- Exercise details
Lines that contain the string "Порядка" are to be copied; leave out all others.

start Dataset excerpts

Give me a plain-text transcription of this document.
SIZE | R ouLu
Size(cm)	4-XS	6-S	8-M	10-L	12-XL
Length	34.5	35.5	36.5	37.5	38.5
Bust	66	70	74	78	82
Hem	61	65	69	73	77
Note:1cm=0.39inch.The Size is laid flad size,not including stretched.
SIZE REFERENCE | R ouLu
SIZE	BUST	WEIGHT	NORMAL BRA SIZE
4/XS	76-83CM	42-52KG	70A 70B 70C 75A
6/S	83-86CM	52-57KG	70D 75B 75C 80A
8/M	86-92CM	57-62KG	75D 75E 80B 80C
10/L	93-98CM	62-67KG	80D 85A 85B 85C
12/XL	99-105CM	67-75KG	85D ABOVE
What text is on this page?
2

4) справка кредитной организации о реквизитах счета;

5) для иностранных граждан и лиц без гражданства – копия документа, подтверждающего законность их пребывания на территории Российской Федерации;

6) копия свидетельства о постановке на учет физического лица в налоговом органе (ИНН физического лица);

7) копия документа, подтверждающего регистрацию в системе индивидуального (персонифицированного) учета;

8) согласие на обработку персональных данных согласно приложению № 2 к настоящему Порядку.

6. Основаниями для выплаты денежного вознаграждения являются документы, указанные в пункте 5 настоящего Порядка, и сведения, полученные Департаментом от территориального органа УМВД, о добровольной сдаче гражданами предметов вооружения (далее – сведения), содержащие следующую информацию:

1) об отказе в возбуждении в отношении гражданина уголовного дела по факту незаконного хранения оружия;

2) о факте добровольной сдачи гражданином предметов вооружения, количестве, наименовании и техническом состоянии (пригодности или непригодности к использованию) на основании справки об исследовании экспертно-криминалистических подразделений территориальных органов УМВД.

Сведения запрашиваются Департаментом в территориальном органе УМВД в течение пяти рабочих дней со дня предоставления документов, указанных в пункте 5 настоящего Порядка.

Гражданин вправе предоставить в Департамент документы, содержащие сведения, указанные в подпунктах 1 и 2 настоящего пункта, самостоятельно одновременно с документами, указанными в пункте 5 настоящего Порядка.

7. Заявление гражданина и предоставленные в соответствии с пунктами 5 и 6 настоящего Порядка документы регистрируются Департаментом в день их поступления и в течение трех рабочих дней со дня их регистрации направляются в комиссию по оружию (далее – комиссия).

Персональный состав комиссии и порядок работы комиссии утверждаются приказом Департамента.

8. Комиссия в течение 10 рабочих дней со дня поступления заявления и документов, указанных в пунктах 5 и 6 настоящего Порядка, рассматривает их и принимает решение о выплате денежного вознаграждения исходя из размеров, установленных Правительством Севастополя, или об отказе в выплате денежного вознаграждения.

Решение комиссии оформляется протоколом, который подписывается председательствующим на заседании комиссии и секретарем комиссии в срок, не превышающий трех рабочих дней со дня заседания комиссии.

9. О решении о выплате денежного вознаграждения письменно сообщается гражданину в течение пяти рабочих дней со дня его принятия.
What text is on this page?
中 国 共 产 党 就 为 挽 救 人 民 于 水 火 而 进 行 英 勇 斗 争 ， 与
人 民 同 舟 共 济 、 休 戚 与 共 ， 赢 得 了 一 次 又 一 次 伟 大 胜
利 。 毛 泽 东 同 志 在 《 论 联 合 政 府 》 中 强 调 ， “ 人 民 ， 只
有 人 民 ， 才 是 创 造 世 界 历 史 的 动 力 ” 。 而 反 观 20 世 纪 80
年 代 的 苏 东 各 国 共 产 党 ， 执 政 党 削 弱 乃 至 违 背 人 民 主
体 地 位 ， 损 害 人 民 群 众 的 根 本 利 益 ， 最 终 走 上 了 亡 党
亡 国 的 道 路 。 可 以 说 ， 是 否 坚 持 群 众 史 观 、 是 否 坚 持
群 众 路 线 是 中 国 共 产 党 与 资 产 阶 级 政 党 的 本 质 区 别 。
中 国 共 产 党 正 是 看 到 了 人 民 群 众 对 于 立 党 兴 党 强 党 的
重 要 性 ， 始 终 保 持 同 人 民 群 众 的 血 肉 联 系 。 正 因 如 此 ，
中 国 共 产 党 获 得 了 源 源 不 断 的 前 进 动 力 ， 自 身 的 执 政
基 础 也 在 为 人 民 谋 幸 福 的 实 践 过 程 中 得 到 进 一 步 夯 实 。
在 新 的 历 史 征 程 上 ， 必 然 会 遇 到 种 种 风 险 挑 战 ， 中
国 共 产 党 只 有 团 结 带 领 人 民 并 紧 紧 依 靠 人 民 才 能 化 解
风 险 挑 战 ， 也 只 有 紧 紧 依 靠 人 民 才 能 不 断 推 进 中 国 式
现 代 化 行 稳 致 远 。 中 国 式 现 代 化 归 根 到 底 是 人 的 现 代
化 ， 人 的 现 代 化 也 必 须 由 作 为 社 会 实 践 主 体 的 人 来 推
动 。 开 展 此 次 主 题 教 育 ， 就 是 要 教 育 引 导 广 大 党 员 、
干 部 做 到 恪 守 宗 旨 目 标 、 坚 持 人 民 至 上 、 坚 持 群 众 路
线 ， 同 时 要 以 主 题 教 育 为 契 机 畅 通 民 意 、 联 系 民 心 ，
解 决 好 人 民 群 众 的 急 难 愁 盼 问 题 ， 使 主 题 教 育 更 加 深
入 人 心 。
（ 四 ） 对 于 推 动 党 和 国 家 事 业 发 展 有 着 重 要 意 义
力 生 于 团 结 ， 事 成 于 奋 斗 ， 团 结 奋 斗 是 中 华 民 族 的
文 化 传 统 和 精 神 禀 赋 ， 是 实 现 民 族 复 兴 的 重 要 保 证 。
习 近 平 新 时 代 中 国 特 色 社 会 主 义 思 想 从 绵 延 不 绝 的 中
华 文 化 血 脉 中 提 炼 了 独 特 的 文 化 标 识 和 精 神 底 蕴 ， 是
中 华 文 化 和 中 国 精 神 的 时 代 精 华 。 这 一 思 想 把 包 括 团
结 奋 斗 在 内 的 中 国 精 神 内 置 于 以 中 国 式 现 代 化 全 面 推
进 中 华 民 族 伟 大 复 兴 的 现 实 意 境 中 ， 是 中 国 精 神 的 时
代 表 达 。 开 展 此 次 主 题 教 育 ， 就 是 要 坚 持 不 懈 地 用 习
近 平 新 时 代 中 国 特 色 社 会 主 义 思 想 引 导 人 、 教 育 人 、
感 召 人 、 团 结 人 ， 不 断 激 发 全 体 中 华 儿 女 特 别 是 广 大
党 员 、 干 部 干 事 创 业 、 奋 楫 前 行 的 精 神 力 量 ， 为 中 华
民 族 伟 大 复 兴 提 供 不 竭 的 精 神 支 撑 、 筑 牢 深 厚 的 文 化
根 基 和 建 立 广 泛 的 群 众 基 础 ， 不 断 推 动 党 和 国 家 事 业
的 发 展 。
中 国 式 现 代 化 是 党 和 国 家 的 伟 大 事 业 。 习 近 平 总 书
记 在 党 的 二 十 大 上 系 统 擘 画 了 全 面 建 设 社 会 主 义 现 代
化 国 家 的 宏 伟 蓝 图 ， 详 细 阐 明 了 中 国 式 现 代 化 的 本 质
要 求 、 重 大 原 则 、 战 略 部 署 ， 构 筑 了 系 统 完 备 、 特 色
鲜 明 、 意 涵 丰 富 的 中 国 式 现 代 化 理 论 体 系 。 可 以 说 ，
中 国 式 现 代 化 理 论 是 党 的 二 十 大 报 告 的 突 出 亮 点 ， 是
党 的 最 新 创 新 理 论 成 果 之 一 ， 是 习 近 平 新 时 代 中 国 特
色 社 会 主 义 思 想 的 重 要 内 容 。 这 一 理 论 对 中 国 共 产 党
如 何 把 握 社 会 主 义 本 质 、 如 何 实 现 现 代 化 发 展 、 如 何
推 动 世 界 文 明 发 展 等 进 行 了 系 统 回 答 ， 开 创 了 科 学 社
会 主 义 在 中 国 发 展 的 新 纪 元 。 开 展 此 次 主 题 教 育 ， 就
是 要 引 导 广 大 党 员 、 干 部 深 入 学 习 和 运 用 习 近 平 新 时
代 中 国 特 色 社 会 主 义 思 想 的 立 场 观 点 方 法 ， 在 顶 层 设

end Dataset excerpts

- Finished task
6. Основаниями для выплаты денежного вознаграждения являются документы, указанные в пункте 5 настоящего Порядка, и сведения, полученные Департаментом от территориального органа УМВД, о добровольной сдаче гражданами предметов вооружения (далее – сведения), содержащие следующую информацию:
Сведения запрашиваются Департаментом в территориальном органе УМВД в течение пяти рабочих дней со дня предоставления документов, указанных в пункте 5 настоящего Порядка.
Гражданин вправе предоставить в Департамент документы, содержащие сведения, указанные в подпунктах 1 и 2 настоящего пункта, самостоятельно одновременно с документами, указанными в пункте 5 настоящего Порядка.
7. Заявление гражданина и предоставленные в соответствии с пунктами 5 и 6 настоящего Порядка документы регистрируются Департаментом в день их поступления и в течение трех рабочих дней со дня их регистрации направляются в комиссию по оружию (далее – комиссия).
8. Комиссия в течение 10 рабочих дней со дня поступления заявления и документов, указанных в пунктах 5 и 6 настоящего Порядка, рассматривает их и принимает решение о выплате денежного вознаграждения исходя из размеров, установленных Правительством Севастополя, или об отказе в выплате денежного вознаграждения.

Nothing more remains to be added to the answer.